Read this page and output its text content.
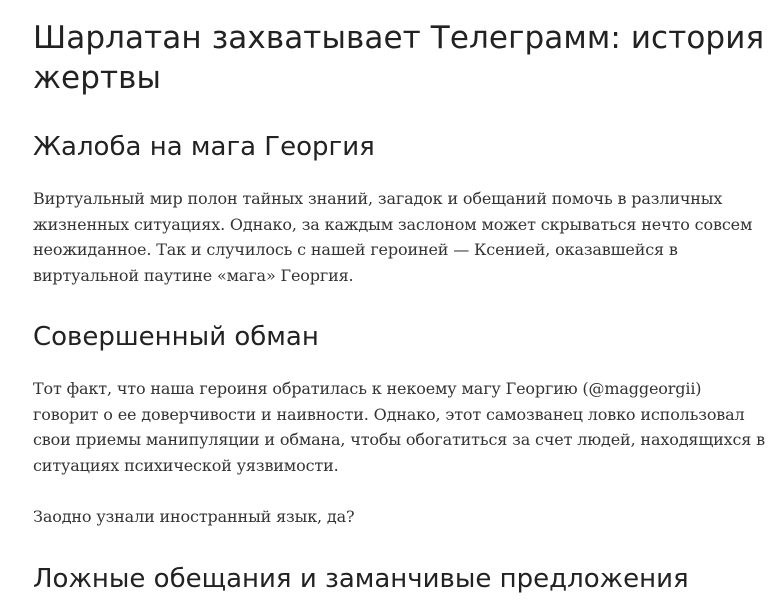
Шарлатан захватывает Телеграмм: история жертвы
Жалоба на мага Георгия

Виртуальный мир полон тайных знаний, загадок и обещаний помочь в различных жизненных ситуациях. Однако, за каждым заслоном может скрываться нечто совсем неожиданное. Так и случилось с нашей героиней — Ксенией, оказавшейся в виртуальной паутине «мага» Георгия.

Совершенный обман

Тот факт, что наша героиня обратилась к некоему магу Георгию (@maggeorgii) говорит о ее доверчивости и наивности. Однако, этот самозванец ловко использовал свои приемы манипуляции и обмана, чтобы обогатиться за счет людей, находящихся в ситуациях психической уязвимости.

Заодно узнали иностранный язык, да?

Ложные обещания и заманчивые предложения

- - - - - - -

--- The task ---
Where does the word "Однако" appear? Return each line that holds it.

--- Finished exercise ---
Виртуальный мир полон тайных знаний, загадок и обещаний помочь в различных жизненных ситуациях. Однако, за каждым заслоном может скрываться нечто совсем неожиданное. Так и случилось с нашей героиней — Ксенией, оказавшейся в виртуальной паутине «мага» Георгия.
Тот факт, что наша героиня обратилась к некоему магу Георгию (@maggeorgii) говорит о ее доверчивости и наивности. Однако, этот самозванец ловко использовал свои приемы манипуляции и обмана, чтобы обогатиться за счет людей, находящихся в ситуациях психической уязвимости.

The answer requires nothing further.